## WHAT THE TASK ASKS
Output every record below exactly as it appears.

## STORED DATA

◆ ◆ ◆ ◆ ◆ ◆ ◆

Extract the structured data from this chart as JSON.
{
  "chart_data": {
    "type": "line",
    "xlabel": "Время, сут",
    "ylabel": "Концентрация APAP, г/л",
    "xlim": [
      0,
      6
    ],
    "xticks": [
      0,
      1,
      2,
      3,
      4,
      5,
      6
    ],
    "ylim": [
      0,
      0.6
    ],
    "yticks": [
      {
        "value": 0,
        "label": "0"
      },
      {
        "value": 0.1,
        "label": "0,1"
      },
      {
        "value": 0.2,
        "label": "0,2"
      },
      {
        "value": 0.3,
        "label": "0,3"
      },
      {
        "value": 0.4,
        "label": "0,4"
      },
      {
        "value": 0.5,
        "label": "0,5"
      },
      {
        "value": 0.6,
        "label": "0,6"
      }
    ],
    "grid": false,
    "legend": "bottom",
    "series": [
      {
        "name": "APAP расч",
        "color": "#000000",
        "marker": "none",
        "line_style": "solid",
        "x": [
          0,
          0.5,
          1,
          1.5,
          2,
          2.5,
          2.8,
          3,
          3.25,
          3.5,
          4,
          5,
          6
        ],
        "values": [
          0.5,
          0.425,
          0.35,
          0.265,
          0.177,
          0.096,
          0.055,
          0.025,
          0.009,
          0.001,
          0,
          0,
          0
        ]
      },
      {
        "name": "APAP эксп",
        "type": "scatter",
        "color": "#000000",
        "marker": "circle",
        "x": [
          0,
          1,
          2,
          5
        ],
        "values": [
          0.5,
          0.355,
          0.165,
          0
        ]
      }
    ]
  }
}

◆ ◆ ◆ ◆ ◆ ◆ ◆

## EXERCISE ANSWER
Extract the structured data from this chart as JSON.
{
  "chart_data": {
    "type": "line",
    "xlabel": "Время, сут",
    "ylabel": "Концентрация APAP, г/л",
    "xlim": [
      0,
      6
    ],
    "xticks": [
      0,
      1,
      2,
      3,
      4,
      5,
      6
    ],
    "ylim": [
      0,
      0.6
    ],
    "yticks": [
      {
        "value": 0,
        "label": "0"
      },
      {
        "value": 0.1,
        "label": "0,1"
      },
      {
        "value": 0.2,
        "label": "0,2"
      },
      {
        "value": 0.3,
        "label": "0,3"
      },
      {
        "value": 0.4,
        "label": "0,4"
      },
      {
        "value": 0.5,
        "label": "0,5"
      },
      {
        "value": 0.6,
        "label": "0,6"
      }
    ],
    "grid": false,
    "legend": "bottom",
    "series": [
      {
        "name": "APAP расч",
        "color": "#000000",
        "marker": "none",
        "line_style": "solid",
        "x": [
          0,
          0.5,
          1,
          1.5,
          2,
          2.5,
          2.8,
          3,
          3.25,
          3.5,
          4,
          5,
          6
        ],
        "values": [
          0.5,
          0.425,
          0.35,
          0.265,
          0.177,
          0.096,
          0.055,
          0.025,
          0.009,
          0.001,
          0,
          0,
          0
        ]
      },
      {
        "name": "APAP эксп",
        "type": "scatter",
        "color": "#000000",
        "marker": "circle",
        "x": [
          0,
          1,
          2,
          5
        ],
        "values": [
          0.5,
          0.355,
          0.165,
          0
        ]
      }
    ]
  }
}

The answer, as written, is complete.